**TASK DIRECTIONS**
Where a line in the listing contains the string "Объявление", copy that line out.
### MATERIAL FOR THIS TASK ###
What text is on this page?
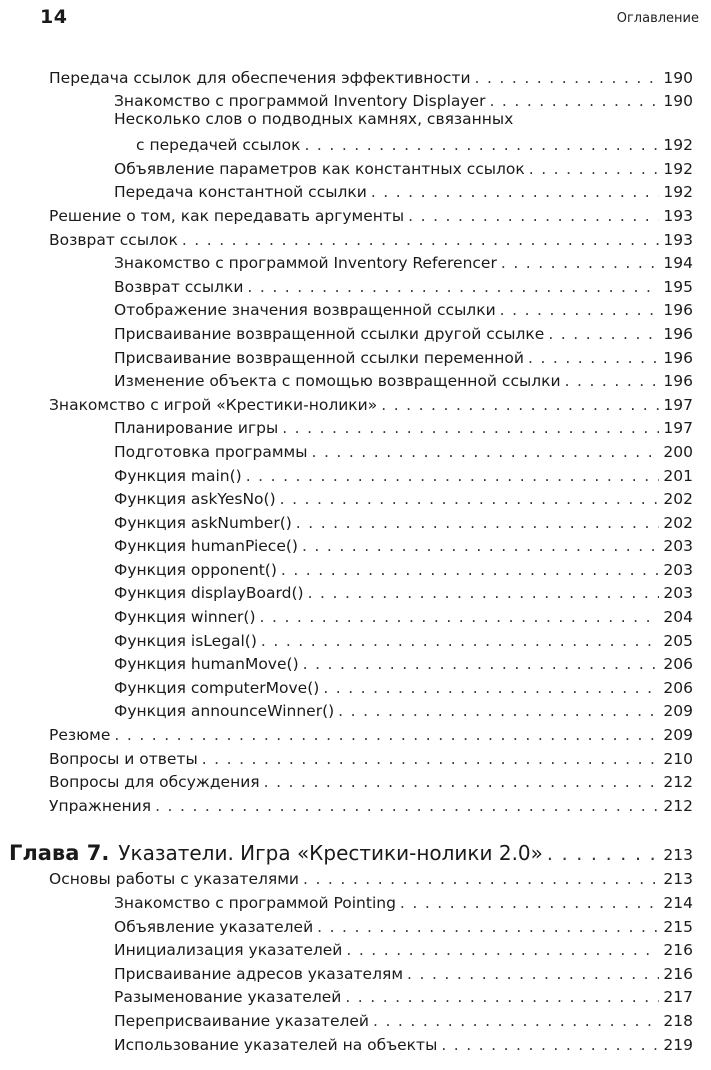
14	Оглавление
Передача ссылок для обеспечения эффективности . . .	190
Знакомство с программой Inventory Displayer . . .	190
Несколько слов о подводных камнях, связанных
с передачей ссылок . . .	192
Объявление параметров как константных ссылок . . .	192
Передача константной ссылки . . .	192
Решение о том, как передавать аргументы . . .	193
Возврат ссылок . . .	193
Знакомство с программой Inventory Referencer . . .	194
Возврат ссылки . . .	195
Отображение значения возвращенной ссылки . . .	196
Присваивание возвращенной ссылки другой ссылке . . .	196
Присваивание возвращенной ссылки переменной . . .	196
Изменение объекта с помощью возвращенной ссылки . . .	196
Знакомство с игрой «Крестики-нолики» . . .	197
Планирование игры . . .	197
Подготовка программы . . .	200
Функция main() . . .	201
Функция askYesNo() . . .	202
Функция askNumber() . . .	202
Функция humanPiece() . . .	203
Функция opponent() . . .	203
Функция displayBoard() . . .	203
Функция winner() . . .	204
Функция isLegal() . . .	205
Функция humanMove() . . .	206
Функция computerMove() . . .	206
Функция announceWinner() . . .	209
Резюме . . .	209
Вопросы и ответы . . .	210
Вопросы для обсуждения . . .	212
Упражнения . . .	212
Глава 7. Указатели. Игра «Крестики-нолики 2.0» . . .	213
Основы работы с указателями . . .	213
Знакомство с программой Pointing . . .	214
Объявление указателей . . .	215
Инициализация указателей . . .	216
Присваивание адресов указателям . . .	216
Разыменование указателей . . .	217
Переприсваивание указателей . . .	218
Использование указателей на объекты . . .	219
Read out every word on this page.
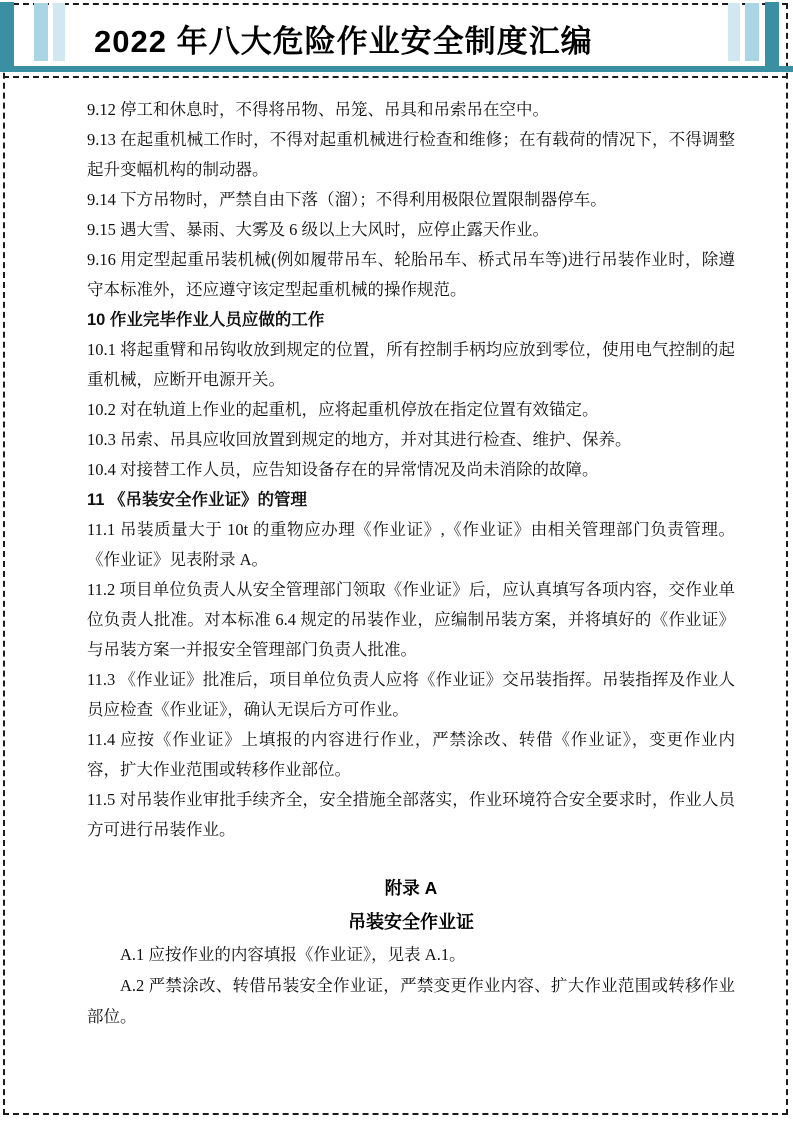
2022 年八大危险作业安全制度汇编

9.12 停工和休息时，不得将吊物、吊笼、吊具和吊索吊在空中。

9.13 在起重机械工作时，不得对起重机械进行检查和维修；在有载荷的情况下，不得调整起升变幅机构的制动器。

9.14 下方吊物时，严禁自由下落（溜）；不得利用极限位置限制器停车。

9.15 遇大雪、暴雨、大雾及 6 级以上大风时，应停止露天作业。

9.16 用定型起重吊装机械(例如履带吊车、轮胎吊车、桥式吊车等)进行吊装作业时，除遵守本标准外，还应遵守该定型起重机械的操作规范。

10 作业完毕作业人员应做的工作

10.1 将起重臂和吊钩收放到规定的位置，所有控制手柄均应放到零位，使用电气控制的起重机械，应断开电源开关。

10.2 对在轨道上作业的起重机，应将起重机停放在指定位置有效锚定。

10.3 吊索、吊具应收回放置到规定的地方，并对其进行检查、维护、保养。

10.4 对接替工作人员，应告知设备存在的异常情况及尚未消除的故障。

11 《吊装安全作业证》的管理

11.1 吊装质量大于 10t 的重物应办理《作业证》,《作业证》由相关管理部门负责管理。《作业证》见表附录 A。

11.2 项目单位负责人从安全管理部门领取《作业证》后，应认真填写各项内容，交作业单位负责人批准。对本标准 6.4 规定的吊装作业，应编制吊装方案，并将填好的《作业证》与吊装方案一并报安全管理部门负责人批准。

11.3 《作业证》批准后，项目单位负责人应将《作业证》交吊装指挥。吊装指挥及作业人员应检查《作业证》，确认无误后方可作业。

11.4 应按《作业证》上填报的内容进行作业，严禁涂改、转借《作业证》，变更作业内容，扩大作业范围或转移作业部位。

11.5 对吊装作业审批手续齐全，安全措施全部落实，作业环境符合安全要求时，作业人员方可进行吊装作业。

附录 A
吊装安全作业证

A.1 应按作业的内容填报《作业证》，见表 A.1。

A.2 严禁涂改、转借吊装安全作业证，严禁变更作业内容、扩大作业范围或转移作业部位。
###
**RESULT OF THIS EXERCISE**
Объявление параметров как константных ссылок . . .	192
Объявление указателей . . .	215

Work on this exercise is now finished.